SHORT PROBLEM. Report the count of lines holding "DATE" in the records, with no other words.

DATA LINES.

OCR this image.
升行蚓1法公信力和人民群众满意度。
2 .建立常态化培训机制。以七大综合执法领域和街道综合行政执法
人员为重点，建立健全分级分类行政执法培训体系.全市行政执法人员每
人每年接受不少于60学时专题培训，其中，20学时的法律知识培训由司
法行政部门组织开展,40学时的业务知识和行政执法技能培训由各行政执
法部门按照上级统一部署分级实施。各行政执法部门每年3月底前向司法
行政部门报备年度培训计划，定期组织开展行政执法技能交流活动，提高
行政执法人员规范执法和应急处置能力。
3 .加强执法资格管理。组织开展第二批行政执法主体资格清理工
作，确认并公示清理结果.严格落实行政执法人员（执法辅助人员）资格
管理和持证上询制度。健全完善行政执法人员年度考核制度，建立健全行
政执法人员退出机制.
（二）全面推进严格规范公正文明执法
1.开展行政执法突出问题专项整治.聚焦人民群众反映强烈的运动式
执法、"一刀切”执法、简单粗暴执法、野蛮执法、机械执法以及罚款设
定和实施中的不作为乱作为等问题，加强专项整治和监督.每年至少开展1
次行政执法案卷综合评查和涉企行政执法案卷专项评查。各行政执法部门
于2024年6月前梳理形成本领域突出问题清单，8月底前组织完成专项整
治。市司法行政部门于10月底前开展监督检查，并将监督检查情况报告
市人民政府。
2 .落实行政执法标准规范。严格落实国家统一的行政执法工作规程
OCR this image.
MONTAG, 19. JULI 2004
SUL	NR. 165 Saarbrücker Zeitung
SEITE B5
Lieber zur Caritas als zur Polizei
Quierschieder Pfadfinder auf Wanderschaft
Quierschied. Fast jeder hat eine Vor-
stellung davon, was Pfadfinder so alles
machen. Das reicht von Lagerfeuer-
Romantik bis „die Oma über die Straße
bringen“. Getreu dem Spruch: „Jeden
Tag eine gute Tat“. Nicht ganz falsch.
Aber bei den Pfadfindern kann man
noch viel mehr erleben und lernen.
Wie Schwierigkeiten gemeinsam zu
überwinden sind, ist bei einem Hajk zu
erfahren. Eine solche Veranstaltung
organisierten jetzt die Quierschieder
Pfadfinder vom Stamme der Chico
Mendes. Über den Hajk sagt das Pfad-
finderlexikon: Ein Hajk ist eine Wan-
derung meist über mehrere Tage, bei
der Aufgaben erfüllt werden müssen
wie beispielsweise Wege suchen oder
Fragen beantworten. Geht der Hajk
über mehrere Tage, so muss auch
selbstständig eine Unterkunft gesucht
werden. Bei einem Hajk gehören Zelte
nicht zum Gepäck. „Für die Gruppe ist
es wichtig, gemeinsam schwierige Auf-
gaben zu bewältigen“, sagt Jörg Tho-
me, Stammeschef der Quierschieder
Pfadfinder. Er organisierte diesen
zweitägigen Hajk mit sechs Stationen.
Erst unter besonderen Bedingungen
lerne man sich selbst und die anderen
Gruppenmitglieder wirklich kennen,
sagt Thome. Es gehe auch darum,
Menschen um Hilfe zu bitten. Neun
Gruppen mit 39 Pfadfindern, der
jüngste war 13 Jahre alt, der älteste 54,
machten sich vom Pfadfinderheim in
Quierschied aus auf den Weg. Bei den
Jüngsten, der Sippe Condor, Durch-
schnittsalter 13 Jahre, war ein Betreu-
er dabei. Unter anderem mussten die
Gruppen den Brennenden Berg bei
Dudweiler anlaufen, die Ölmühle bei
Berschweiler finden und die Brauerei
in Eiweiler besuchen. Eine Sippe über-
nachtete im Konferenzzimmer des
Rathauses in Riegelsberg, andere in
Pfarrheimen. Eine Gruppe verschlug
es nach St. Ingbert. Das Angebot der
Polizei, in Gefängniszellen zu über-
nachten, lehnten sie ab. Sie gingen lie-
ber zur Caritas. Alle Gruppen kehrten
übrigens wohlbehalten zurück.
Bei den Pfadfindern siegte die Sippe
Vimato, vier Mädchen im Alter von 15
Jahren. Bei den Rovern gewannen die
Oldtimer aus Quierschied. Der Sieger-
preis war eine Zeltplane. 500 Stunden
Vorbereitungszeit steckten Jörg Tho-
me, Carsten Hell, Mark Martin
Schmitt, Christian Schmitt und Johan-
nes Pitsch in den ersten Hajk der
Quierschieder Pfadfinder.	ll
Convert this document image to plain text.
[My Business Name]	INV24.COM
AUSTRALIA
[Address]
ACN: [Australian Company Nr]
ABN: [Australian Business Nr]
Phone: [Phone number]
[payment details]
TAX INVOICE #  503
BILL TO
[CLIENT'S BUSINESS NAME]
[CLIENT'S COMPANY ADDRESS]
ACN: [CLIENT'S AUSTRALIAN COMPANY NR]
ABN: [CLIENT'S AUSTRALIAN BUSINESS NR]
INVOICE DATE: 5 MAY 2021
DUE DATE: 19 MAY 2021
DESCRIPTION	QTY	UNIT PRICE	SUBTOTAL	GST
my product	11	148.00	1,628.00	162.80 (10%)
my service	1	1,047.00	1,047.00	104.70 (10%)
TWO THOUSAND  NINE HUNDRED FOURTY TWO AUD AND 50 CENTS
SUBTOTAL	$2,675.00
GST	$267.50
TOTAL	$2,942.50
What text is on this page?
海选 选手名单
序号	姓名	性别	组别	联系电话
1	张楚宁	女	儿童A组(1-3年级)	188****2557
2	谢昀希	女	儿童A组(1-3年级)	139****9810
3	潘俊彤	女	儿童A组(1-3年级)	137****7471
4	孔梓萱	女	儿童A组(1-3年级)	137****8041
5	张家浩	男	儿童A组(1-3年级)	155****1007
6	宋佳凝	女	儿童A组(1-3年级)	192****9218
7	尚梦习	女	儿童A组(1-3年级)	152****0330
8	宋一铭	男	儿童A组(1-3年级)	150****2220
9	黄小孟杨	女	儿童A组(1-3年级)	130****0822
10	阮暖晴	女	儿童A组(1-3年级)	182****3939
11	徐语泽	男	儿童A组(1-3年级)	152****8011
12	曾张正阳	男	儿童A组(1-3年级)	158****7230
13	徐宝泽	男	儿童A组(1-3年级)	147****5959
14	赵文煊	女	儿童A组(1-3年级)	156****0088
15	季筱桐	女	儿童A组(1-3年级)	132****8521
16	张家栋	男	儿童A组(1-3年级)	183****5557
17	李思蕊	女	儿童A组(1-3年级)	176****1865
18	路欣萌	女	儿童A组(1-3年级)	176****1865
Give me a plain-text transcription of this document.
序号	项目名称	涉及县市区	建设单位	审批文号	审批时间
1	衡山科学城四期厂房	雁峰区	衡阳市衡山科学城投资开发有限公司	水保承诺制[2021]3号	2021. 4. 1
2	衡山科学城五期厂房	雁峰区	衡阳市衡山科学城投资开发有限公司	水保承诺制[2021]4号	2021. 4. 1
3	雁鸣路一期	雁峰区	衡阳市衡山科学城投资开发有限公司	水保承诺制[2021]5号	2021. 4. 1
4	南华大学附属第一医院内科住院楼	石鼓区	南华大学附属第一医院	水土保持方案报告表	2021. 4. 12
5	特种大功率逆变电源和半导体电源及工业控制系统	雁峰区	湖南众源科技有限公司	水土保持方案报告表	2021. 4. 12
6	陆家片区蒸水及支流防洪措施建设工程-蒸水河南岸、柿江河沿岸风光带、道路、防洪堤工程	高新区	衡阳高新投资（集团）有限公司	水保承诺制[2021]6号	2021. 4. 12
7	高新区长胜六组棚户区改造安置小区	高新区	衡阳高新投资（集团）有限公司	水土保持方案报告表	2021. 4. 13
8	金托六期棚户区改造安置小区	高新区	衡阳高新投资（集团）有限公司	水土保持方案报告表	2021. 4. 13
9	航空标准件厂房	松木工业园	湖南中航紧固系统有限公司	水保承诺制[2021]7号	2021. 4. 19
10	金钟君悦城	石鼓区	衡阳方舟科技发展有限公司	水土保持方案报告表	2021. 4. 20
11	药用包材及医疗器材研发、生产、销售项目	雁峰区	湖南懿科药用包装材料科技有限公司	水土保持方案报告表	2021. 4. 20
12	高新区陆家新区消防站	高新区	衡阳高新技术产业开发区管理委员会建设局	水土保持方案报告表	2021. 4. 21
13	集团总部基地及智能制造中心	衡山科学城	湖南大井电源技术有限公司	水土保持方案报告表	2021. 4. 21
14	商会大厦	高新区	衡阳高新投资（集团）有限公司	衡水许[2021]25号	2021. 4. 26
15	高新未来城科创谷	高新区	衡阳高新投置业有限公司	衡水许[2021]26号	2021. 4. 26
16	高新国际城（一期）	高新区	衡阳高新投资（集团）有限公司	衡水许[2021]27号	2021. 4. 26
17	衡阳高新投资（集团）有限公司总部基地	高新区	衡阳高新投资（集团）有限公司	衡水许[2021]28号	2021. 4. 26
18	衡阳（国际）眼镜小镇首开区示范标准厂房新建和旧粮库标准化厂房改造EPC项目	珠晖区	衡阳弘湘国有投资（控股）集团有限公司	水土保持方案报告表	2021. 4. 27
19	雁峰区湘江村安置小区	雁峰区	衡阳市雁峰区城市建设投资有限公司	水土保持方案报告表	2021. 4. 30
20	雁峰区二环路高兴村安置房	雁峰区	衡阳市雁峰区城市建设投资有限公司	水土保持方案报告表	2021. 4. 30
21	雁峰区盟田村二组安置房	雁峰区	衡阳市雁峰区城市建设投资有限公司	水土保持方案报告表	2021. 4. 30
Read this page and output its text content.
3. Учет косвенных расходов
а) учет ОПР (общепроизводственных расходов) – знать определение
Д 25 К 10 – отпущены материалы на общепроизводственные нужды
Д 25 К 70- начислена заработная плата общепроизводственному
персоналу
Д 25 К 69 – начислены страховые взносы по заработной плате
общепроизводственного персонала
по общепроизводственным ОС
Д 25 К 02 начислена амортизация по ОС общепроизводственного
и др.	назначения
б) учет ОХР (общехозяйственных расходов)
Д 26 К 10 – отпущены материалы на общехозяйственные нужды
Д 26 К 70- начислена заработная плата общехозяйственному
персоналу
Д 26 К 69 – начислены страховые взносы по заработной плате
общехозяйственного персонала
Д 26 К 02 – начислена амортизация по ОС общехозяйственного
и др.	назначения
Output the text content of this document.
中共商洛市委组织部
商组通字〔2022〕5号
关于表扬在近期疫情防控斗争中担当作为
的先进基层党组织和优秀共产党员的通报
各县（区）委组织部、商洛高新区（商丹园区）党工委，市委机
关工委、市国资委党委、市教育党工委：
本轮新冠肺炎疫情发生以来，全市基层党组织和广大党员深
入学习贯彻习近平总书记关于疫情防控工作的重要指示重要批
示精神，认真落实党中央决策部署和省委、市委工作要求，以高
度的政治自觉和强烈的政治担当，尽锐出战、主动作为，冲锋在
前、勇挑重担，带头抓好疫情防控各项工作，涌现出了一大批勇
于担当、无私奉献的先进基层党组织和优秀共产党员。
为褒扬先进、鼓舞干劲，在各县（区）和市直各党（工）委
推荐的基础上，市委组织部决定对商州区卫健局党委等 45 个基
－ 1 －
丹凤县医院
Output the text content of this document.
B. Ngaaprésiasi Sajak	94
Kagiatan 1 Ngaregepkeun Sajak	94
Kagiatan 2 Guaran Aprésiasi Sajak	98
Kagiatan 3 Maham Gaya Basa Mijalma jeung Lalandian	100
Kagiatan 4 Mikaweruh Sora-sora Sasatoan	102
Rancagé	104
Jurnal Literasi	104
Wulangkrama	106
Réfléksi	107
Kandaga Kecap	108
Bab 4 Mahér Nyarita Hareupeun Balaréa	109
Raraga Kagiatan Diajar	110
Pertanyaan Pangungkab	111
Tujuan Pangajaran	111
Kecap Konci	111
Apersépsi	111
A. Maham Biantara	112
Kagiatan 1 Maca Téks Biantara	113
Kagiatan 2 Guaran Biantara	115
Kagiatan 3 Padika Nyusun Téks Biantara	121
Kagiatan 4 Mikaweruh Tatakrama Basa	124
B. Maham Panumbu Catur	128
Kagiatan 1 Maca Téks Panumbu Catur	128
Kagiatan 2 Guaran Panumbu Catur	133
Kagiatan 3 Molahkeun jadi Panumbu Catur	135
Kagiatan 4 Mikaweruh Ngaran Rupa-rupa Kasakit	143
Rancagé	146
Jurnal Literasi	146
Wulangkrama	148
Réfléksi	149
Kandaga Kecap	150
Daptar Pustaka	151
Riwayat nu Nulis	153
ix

OUTPUT OF THE EXERCISE. 2